**Work to do:**
Reply with one number: the count of lines in the listing that contain the string "detached".

Excerpts from a figure dataset:
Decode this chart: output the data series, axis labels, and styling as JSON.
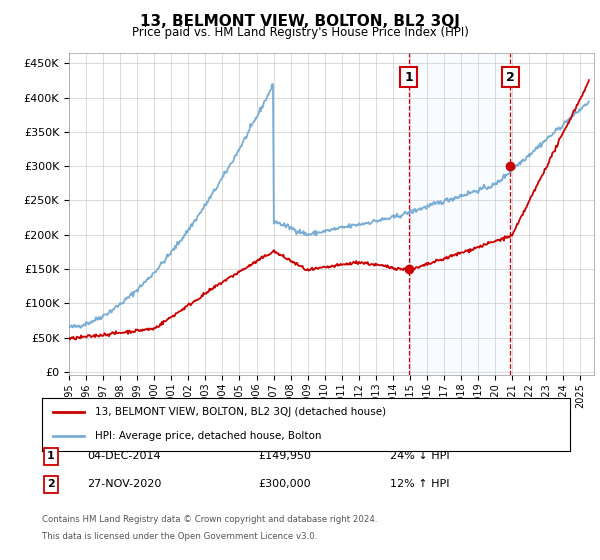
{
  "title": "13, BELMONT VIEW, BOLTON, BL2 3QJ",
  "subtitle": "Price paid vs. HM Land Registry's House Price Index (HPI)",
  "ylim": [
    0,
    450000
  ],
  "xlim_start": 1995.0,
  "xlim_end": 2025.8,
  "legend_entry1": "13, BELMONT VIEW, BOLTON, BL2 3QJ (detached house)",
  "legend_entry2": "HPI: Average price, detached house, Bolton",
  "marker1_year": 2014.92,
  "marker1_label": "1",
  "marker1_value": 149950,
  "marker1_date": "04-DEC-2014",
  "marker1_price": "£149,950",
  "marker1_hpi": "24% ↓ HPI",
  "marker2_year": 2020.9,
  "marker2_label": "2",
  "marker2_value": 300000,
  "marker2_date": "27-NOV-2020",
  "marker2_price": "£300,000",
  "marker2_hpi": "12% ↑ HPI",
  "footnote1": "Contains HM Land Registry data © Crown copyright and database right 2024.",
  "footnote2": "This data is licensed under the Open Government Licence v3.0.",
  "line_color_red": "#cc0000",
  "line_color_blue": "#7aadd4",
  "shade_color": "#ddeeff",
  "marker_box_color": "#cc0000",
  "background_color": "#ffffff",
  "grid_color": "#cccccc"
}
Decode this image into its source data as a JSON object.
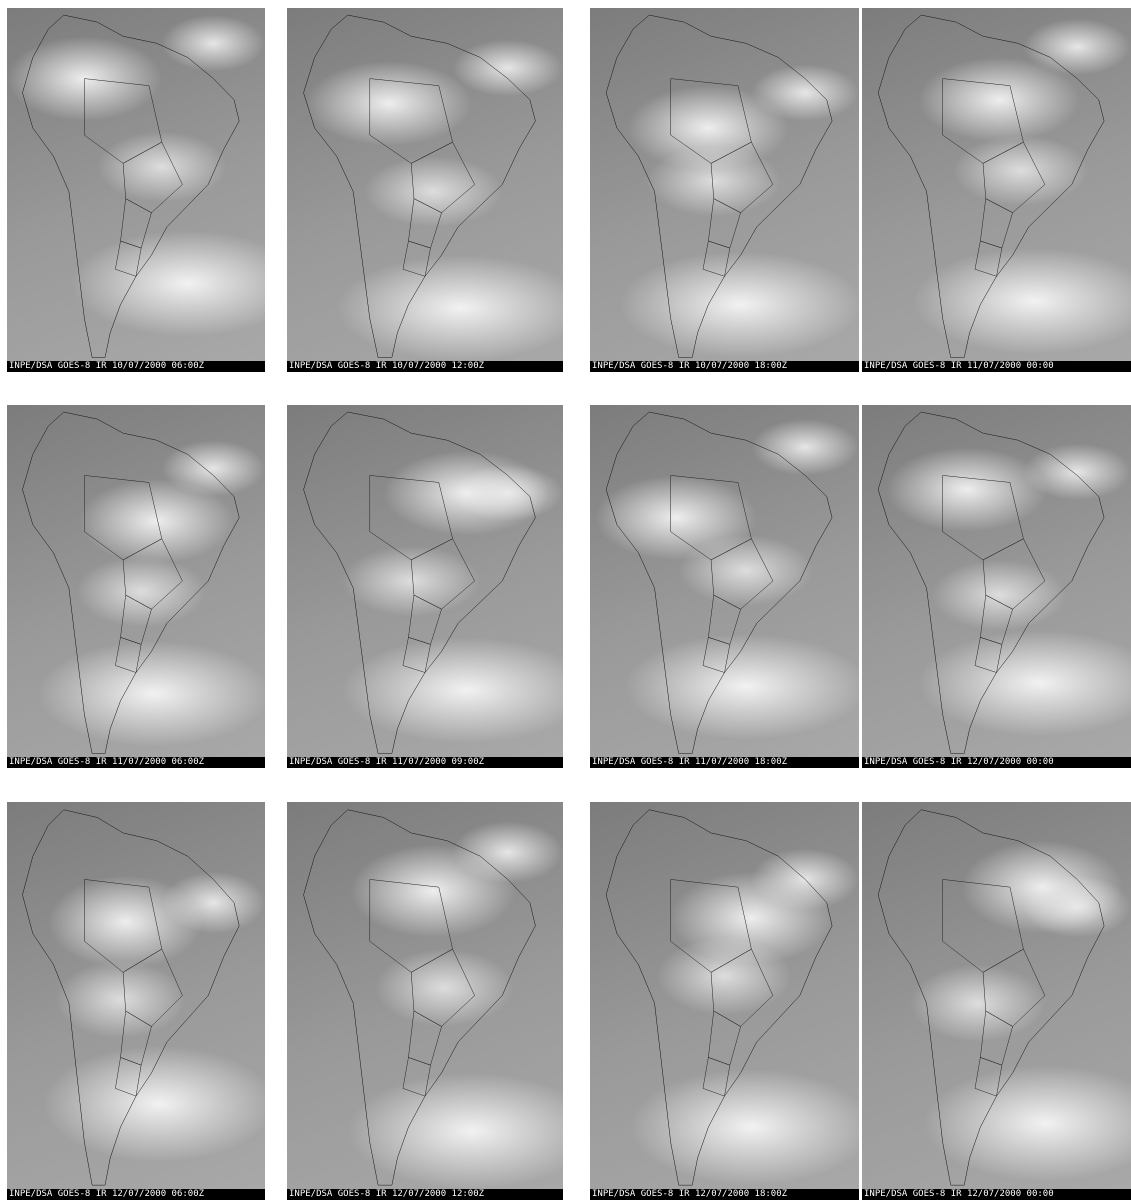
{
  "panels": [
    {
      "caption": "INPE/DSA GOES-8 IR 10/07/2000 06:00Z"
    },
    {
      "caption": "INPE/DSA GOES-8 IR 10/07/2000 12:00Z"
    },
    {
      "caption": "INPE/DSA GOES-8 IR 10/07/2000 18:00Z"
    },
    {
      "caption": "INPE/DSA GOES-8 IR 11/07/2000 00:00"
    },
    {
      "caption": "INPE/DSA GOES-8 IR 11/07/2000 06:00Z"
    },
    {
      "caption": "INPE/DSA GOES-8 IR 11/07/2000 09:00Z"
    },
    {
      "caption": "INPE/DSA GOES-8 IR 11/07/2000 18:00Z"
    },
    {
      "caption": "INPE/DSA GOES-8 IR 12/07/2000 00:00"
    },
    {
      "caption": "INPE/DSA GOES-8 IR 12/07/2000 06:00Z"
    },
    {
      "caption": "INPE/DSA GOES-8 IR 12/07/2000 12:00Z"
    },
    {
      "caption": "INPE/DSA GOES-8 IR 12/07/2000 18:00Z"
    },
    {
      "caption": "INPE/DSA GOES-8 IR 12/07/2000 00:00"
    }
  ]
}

**The response:**
2